What to do: Drawing on the report below about the CEDA venture capital fund, explain in one to three sentences why CEDA was forced to consolidate some investments into its own structures.

Selected excerpt:
Venture Partners Botswana (VPB) has failed to remit back funds totaling P129 million belonging to CEDA Venture Capital Fund (CVCF), a subsidiary of Citizen Entrepreneurial Development Agency (CEDA), the Public Accounts Committee (PAC) at the national assembly has heard.
This week Monday, Chief Executive Officer (CEO) of CEDA, Thabo Thamane, told PAC that a forensic audit has revealed that VPB, a company owned by Anthony Siwawa flouted investment procedures of the CEDA venture capital fund and only paid back P71 million, despite having been given P200 million to invest.
Under a 10-year deal, VPB was in 2003 tasked to manage the P200 million Fund and invest in different economic sectors through either debt or equity. The agreement was for VPB to invest in companies, grow them, and then return the money it took from CEDA after the businesses have matured. It emerged at the PAC that Siwawa’s company has failed to return the CEDA money, despite the fact that the 10 year investment plan and contract ended in 2013.
It also emerged that VPB, in companies that it invested in, over invested, so much that it became the majority shareholder, which was against the agreement. Thamane said they had to conduct an audit on the CVCF following the end of its 10-year lifespan to review the activities of the Fund since inception.
“We indicated that we wanted to do an audit because initially there was an agreement that CEDA was supposed to take 49 percent stake in each investment, but there were times where the Fund would go beyond that which then forced us to consolidate them to CEDA structures,” he said.
According to Thamane, this has however delayed the Agency’s financials as they are waiting for the results of the audit. CEDA has for the past four years failed to produce their consolidated financial results due to pending results of the Fund’s report.
Initially, the CVCF had targeted a 23 percent rate of return on investments. An external audit carried-out by PricewaterhouseCoopers (PwC) Botswana for the year ended March 2014, also questioned the CVCF’s decision to provide interest-free convertible loans to collapsed Delta Dairies when CEDA’s investment guidelines stipulate that financial assistance should be provided at subsidized rates.
PwC also queried the decision to take up a 94 percent stake valued at over P100 million in the dairy company when the guidelines only allow maximum investment of P30 million in a single entity.
At the end of the 10-year lifespan of the CVCF in 2013, some of the companies invested in such as Delta Dairies had been liquidated.
Some of the companies are, Aon Botswana, PG Timbers, Mabule Breweries, Airway Express, ZS Botswana, Builders Merchants Botswana. Tannery Industries Botswana has since been liquidated, while the other company is Biz Capital. The minimum amount for investment under the fund was P500,000 with a ceiling of P30 million.
Delta Dairies were bought by the retail giant Sefalana Holdings for P23 million after being liquidated over a number of debts. Among some of the creditors were P187 200 being fuel supplied by Tswana Fuel, P77 750 for professional services provided by BDO Services, P600 437.07 for cleaning chemicals and equipment supplied by VodaClean, P843 300.84 as salary arrears owed to Herman de Lange and Scharl Varnfield representing the over 54 workers that are owed salaries. The other P175 479.38 is for goods sold and delivered by General Packaging Industries, P2 158 274.60 for UTI Botswana which provided freight forwarding services, P1 144 747. 90 for money lent and advanced by Global Holdings Botswana and P4 624 560.18 (R5 610191.51) being for goods sold and delivered with services rendered by Tetra Pak South Africa.
Delta Dairies is said to have failed to pay the amounts they owed the creditors despite several demands and attempts made by the creditors, including attempts to attach some of the citizen-owned milk processing plant’s assets.

Exercise data:
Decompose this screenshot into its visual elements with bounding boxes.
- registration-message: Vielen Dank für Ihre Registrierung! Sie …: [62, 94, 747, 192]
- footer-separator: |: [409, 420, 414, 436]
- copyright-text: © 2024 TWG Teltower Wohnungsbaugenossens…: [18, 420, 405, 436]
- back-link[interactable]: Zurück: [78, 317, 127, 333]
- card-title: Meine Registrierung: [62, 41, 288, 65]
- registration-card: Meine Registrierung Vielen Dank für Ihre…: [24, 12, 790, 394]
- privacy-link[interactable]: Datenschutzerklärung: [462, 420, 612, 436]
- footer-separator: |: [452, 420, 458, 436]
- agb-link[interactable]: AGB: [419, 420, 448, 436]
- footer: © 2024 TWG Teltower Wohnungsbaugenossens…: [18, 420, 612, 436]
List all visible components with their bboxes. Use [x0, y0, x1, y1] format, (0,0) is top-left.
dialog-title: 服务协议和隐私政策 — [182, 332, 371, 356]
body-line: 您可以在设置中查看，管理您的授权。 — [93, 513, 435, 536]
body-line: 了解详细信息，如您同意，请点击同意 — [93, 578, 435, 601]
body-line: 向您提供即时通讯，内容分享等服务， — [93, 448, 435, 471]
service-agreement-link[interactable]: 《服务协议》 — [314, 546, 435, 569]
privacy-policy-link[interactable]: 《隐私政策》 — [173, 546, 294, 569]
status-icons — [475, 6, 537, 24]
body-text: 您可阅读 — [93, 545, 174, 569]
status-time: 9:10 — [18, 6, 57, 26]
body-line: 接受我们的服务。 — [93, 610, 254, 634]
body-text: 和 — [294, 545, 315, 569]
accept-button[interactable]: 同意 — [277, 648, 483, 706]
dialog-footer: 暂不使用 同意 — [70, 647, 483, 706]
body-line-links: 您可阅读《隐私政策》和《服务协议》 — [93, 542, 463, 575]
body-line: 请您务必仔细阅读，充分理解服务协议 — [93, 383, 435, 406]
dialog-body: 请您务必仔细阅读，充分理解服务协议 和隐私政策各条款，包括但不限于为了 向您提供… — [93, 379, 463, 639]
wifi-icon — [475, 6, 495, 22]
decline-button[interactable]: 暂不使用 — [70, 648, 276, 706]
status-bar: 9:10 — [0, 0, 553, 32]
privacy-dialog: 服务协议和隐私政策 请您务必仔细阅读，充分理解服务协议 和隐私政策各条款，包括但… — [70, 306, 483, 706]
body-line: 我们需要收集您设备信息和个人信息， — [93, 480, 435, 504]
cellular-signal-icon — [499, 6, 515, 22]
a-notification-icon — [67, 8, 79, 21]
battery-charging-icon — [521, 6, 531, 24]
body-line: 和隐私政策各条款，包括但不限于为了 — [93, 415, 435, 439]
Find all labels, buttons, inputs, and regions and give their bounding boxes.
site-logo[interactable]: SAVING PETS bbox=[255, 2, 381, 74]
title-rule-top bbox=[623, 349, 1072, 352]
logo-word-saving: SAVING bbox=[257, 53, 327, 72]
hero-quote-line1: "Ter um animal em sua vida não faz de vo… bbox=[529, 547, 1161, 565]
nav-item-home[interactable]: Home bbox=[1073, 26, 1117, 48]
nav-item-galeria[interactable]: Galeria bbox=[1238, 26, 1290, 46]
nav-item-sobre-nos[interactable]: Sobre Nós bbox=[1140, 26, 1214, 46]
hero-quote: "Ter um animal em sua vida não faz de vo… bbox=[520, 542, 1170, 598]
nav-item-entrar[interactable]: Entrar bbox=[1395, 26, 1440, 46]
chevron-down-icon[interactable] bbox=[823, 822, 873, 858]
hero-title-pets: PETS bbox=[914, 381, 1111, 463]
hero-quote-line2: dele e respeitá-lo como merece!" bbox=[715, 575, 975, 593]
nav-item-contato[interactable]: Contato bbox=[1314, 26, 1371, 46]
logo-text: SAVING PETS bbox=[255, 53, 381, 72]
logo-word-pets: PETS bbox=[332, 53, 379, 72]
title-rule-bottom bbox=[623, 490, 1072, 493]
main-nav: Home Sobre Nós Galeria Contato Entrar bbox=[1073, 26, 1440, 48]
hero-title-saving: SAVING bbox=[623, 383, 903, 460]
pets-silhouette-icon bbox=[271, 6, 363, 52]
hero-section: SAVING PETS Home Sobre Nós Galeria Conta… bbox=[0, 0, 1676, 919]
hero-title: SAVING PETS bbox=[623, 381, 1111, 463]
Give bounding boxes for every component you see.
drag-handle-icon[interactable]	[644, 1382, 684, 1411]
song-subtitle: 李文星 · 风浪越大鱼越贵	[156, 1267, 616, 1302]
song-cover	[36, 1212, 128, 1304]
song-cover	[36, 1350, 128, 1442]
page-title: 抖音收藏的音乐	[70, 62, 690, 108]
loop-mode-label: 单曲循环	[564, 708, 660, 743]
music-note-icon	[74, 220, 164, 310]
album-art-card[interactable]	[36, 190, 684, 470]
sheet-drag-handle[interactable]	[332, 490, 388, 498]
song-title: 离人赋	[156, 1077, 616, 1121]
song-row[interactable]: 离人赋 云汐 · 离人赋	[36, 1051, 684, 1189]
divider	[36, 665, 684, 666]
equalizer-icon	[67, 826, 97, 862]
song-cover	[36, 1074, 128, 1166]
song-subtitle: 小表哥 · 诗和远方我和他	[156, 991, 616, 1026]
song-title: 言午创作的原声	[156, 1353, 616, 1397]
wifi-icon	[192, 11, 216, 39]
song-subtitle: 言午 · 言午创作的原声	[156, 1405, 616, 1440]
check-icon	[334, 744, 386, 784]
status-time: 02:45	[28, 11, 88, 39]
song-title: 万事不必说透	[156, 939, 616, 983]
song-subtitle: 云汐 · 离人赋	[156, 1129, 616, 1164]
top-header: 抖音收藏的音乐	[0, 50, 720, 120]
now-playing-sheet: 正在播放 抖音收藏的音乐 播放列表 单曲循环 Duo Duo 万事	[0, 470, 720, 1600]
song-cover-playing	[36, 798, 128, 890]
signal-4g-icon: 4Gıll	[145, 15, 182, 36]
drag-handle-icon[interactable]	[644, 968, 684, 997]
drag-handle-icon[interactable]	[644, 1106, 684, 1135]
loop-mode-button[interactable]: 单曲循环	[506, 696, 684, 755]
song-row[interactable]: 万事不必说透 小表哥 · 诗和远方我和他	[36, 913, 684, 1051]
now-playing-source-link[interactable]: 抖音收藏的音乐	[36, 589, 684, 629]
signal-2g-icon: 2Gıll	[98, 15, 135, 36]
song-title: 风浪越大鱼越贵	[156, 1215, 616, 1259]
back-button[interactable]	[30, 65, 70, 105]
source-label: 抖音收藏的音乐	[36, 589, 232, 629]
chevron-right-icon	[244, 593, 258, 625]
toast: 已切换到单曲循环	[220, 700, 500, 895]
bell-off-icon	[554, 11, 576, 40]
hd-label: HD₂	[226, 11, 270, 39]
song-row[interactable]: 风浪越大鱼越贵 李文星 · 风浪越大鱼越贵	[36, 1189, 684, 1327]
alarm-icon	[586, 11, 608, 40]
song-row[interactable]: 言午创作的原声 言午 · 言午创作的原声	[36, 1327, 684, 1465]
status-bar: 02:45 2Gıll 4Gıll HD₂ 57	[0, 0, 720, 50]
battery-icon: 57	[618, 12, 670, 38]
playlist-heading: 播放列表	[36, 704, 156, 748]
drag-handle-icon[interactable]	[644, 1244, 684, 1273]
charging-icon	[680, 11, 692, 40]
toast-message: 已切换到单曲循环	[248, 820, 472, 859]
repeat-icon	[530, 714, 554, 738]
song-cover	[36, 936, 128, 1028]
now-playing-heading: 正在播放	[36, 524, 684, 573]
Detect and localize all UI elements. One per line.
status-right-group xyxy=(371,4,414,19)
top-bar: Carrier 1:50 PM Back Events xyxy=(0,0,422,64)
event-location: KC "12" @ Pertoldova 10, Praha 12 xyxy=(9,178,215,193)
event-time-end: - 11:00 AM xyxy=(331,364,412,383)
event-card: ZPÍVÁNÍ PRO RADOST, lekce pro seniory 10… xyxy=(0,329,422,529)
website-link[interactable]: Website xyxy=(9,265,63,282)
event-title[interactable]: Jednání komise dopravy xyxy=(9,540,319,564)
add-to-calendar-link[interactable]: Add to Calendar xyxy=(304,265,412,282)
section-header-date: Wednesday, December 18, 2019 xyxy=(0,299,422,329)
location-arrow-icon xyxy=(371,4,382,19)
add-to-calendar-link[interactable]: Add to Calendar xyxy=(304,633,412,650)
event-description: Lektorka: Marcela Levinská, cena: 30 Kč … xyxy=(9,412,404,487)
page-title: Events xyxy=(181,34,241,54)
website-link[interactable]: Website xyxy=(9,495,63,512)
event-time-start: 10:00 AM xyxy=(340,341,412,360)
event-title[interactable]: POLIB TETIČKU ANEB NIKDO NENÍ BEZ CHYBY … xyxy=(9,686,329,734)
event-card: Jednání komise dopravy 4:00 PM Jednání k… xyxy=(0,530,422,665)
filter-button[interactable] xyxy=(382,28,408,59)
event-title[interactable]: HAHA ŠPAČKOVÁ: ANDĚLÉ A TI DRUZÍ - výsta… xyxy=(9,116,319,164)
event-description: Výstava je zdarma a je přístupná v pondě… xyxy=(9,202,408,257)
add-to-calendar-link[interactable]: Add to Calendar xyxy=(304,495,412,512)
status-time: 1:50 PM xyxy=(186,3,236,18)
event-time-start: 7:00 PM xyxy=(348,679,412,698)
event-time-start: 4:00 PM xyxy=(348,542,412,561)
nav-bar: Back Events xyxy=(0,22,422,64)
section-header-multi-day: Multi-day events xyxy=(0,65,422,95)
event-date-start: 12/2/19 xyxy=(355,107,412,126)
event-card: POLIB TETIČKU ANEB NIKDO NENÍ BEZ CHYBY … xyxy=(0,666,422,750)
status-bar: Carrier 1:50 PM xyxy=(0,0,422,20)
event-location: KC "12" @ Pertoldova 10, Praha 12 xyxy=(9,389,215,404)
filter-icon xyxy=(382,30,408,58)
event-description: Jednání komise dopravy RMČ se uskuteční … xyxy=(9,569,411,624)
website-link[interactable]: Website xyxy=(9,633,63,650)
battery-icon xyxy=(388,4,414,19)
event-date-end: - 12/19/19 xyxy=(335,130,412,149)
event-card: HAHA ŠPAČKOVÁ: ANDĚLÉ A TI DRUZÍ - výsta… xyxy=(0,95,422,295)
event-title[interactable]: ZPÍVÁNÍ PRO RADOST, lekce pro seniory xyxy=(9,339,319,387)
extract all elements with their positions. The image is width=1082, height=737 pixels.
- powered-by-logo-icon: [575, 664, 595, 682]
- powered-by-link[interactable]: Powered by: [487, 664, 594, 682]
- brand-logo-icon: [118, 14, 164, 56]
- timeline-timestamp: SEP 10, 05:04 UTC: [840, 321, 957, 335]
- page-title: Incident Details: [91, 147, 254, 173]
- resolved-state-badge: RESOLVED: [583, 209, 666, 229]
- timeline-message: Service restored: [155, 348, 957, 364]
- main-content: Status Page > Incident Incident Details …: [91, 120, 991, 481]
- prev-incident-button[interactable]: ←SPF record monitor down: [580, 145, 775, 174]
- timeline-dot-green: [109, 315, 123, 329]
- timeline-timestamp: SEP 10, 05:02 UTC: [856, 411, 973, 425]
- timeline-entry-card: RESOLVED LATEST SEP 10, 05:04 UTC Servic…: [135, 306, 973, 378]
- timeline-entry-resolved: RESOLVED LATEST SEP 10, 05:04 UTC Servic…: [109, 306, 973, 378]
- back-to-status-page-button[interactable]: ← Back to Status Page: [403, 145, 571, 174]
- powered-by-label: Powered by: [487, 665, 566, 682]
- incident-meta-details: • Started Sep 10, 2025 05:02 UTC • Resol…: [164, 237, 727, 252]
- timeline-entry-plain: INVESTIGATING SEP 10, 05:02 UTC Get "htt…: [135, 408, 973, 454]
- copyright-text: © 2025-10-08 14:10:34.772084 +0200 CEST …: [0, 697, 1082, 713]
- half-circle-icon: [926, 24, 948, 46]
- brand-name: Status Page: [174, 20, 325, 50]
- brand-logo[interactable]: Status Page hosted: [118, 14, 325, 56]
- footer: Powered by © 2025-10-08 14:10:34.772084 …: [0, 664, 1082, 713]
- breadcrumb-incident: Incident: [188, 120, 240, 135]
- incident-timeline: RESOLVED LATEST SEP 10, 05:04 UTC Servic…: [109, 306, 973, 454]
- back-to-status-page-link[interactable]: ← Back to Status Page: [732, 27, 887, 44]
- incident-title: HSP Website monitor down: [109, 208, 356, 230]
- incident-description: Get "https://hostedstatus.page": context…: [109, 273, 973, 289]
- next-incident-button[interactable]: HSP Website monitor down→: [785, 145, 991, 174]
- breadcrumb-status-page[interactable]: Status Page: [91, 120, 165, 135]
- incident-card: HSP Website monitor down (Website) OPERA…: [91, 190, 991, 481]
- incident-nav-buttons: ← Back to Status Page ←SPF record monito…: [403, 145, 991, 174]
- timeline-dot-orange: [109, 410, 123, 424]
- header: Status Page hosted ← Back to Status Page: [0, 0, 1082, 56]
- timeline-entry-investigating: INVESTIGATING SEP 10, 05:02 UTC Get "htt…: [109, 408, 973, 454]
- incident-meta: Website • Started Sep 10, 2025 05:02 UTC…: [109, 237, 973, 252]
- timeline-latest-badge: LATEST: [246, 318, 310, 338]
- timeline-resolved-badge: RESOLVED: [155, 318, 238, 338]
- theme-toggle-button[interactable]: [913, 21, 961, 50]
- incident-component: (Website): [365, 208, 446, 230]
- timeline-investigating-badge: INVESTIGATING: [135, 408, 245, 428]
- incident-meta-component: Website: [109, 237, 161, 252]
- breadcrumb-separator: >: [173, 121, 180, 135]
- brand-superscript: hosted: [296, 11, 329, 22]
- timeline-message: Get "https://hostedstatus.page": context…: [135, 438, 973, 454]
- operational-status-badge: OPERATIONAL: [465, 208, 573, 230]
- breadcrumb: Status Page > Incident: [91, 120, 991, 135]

Expected answer: The agreement was for CEDA to take a 49 percent stake in each investment. At times the Fund went beyond that share, and those investments then had to be consolidated into CEDA structures.